> **WHAT IS EXPECTED**: Repeat the material exactly, every line of it.

> **EXERCISE DATA**:
........

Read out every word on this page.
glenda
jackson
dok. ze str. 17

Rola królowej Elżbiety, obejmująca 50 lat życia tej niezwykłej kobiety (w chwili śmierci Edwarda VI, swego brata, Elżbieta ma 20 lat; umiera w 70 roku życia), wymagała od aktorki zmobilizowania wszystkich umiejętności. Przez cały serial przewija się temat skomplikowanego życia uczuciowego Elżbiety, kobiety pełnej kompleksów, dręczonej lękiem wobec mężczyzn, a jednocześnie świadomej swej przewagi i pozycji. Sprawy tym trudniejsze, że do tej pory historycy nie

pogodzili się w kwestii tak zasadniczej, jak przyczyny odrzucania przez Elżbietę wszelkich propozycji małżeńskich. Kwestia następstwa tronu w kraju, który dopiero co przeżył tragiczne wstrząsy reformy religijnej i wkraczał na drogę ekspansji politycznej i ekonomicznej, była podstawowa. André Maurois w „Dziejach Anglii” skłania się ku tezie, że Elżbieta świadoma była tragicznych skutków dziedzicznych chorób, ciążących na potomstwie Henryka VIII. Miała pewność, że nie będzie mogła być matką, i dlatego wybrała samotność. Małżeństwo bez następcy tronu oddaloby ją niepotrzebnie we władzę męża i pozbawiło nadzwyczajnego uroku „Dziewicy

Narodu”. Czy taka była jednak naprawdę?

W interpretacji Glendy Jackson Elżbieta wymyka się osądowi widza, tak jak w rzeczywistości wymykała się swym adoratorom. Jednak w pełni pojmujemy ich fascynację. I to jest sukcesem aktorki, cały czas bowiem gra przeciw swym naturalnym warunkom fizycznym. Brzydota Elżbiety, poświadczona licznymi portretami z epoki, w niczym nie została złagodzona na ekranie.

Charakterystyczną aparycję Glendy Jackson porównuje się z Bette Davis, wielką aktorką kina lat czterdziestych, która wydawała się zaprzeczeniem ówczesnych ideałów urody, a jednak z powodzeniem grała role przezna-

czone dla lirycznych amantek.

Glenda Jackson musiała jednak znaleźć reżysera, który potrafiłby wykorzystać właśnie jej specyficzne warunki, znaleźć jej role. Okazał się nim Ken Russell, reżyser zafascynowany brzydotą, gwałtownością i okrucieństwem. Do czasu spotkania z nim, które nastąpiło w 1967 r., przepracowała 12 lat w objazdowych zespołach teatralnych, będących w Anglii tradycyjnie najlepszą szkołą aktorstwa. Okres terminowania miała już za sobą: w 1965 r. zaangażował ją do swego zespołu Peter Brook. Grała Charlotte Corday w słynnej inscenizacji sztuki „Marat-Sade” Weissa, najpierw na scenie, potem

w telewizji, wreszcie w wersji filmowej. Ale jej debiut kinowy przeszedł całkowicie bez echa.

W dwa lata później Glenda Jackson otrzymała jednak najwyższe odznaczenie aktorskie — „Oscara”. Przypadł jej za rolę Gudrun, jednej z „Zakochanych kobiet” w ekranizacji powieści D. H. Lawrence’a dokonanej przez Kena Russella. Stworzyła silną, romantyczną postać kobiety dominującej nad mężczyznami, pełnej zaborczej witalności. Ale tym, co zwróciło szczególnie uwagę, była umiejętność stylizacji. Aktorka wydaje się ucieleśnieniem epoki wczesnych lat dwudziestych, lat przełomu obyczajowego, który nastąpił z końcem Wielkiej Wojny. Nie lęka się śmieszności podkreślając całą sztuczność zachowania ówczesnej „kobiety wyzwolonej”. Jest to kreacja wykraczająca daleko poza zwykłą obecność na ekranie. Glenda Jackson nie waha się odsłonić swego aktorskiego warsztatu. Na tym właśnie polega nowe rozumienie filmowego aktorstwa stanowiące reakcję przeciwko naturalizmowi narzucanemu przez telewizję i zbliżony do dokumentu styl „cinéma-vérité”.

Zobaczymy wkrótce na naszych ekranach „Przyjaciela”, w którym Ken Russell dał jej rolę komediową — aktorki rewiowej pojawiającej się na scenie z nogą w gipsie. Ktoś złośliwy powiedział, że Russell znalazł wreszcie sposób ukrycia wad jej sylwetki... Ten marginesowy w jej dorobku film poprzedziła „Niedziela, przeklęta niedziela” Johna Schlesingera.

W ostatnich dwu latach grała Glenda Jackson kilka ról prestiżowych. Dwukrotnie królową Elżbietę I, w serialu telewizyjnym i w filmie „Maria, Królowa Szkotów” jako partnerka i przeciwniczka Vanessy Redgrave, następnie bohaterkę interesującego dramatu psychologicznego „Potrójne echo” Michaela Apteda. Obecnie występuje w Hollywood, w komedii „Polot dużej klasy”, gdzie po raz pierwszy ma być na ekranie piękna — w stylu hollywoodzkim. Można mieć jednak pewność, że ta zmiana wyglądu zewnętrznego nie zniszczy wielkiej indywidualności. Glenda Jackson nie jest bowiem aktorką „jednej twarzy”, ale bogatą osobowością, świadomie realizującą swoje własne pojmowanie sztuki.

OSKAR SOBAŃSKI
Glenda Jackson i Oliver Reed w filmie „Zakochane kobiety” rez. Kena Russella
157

........

> **REPLY TO THE EXERCISE**:
Read out every word on this page.
glenda
jackson
dok. ze str. 17

Rola królowej Elżbiety, obejmująca 50 lat życia tej niezwykłej kobiety (w chwili śmierci Edwarda VI, swego brata, Elżbieta ma 20 lat; umiera w 70 roku życia), wymagała od aktorki zmobilizowania wszystkich umiejętności. Przez cały serial przewija się temat skomplikowanego życia uczuciowego Elżbiety, kobiety pełnej kompleksów, dręczonej lękiem wobec mężczyzn, a jednocześnie świadomej swej przewagi i pozycji. Sprawy tym trudniejsze, że do tej pory historycy nie

pogodzili się w kwestii tak zasadniczej, jak przyczyny odrzucania przez Elżbietę wszelkich propozycji małżeńskich. Kwestia następstwa tronu w kraju, który dopiero co przeżył tragiczne wstrząsy reformy religijnej i wkraczał na drogę ekspansji politycznej i ekonomicznej, była podstawowa. André Maurois w „Dziejach Anglii” skłania się ku tezie, że Elżbieta świadoma była tragicznych skutków dziedzicznych chorób, ciążących na potomstwie Henryka VIII. Miała pewność, że nie będzie mogła być matką, i dlatego wybrała samotność. Małżeństwo bez następcy tronu oddaloby ją niepotrzebnie we władzę męża i pozbawiło nadzwyczajnego uroku „Dziewicy

Narodu”. Czy taka była jednak naprawdę?

W interpretacji Glendy Jackson Elżbieta wymyka się osądowi widza, tak jak w rzeczywistości wymykała się swym adoratorom. Jednak w pełni pojmujemy ich fascynację. I to jest sukcesem aktorki, cały czas bowiem gra przeciw swym naturalnym warunkom fizycznym. Brzydota Elżbiety, poświadczona licznymi portretami z epoki, w niczym nie została złagodzona na ekranie.

Charakterystyczną aparycję Glendy Jackson porównuje się z Bette Davis, wielką aktorką kina lat czterdziestych, która wydawała się zaprzeczeniem ówczesnych ideałów urody, a jednak z powodzeniem grała role przezna-

czone dla lirycznych amantek.

Glenda Jackson musiała jednak znaleźć reżysera, który potrafiłby wykorzystać właśnie jej specyficzne warunki, znaleźć jej role. Okazał się nim Ken Russell, reżyser zafascynowany brzydotą, gwałtownością i okrucieństwem. Do czasu spotkania z nim, które nastąpiło w 1967 r., przepracowała 12 lat w objazdowych zespołach teatralnych, będących w Anglii tradycyjnie najlepszą szkołą aktorstwa. Okres terminowania miała już za sobą: w 1965 r. zaangażował ją do swego zespołu Peter Brook. Grała Charlotte Corday w słynnej inscenizacji sztuki „Marat-Sade” Weissa, najpierw na scenie, potem

w telewizji, wreszcie w wersji filmowej. Ale jej debiut kinowy przeszedł całkowicie bez echa.

W dwa lata później Glenda Jackson otrzymała jednak najwyższe odznaczenie aktorskie — „Oscara”. Przypadł jej za rolę Gudrun, jednej z „Zakochanych kobiet” w ekranizacji powieści D. H. Lawrence’a dokonanej przez Kena Russella. Stworzyła silną, romantyczną postać kobiety dominującej nad mężczyznami, pełnej zaborczej witalności. Ale tym, co zwróciło szczególnie uwagę, była umiejętność stylizacji. Aktorka wydaje się ucieleśnieniem epoki wczesnych lat dwudziestych, lat przełomu obyczajowego, który nastąpił z końcem Wielkiej Wojny. Nie lęka się śmieszności podkreślając całą sztuczność zachowania ówczesnej „kobiety wyzwolonej”. Jest to kreacja wykraczająca daleko poza zwykłą obecność na ekranie. Glenda Jackson nie waha się odsłonić swego aktorskiego warsztatu. Na tym właśnie polega nowe rozumienie filmowego aktorstwa stanowiące reakcję przeciwko naturalizmowi narzucanemu przez telewizję i zbliżony do dokumentu styl „cinéma-vérité”.

Zobaczymy wkrótce na naszych ekranach „Przyjaciela”, w którym Ken Russell dał jej rolę komediową — aktorki rewiowej pojawiającej się na scenie z nogą w gipsie. Ktoś złośliwy powiedział, że Russell znalazł wreszcie sposób ukrycia wad jej sylwetki... Ten marginesowy w jej dorobku film poprzedziła „Niedziela, przeklęta niedziela” Johna Schlesingera.

W ostatnich dwu latach grała Glenda Jackson kilka ról prestiżowych. Dwukrotnie królową Elżbietę I, w serialu telewizyjnym i w filmie „Maria, Królowa Szkotów” jako partnerka i przeciwniczka Vanessy Redgrave, następnie bohaterkę interesującego dramatu psychologicznego „Potrójne echo” Michaela Apteda. Obecnie występuje w Hollywood, w komedii „Polot dużej klasy”, gdzie po raz pierwszy ma być na ekranie piękna — w stylu hollywoodzkim. Można mieć jednak pewność, że ta zmiana wyglądu zewnętrznego nie zniszczy wielkiej indywidualności. Glenda Jackson nie jest bowiem aktorką „jednej twarzy”, ale bogatą osobowością, świadomie realizującą swoje własne pojmowanie sztuki.

OSKAR SOBAŃSKI
Glenda Jackson i Oliver Reed w filmie „Zakochane kobiety” rez. Kena Russella
157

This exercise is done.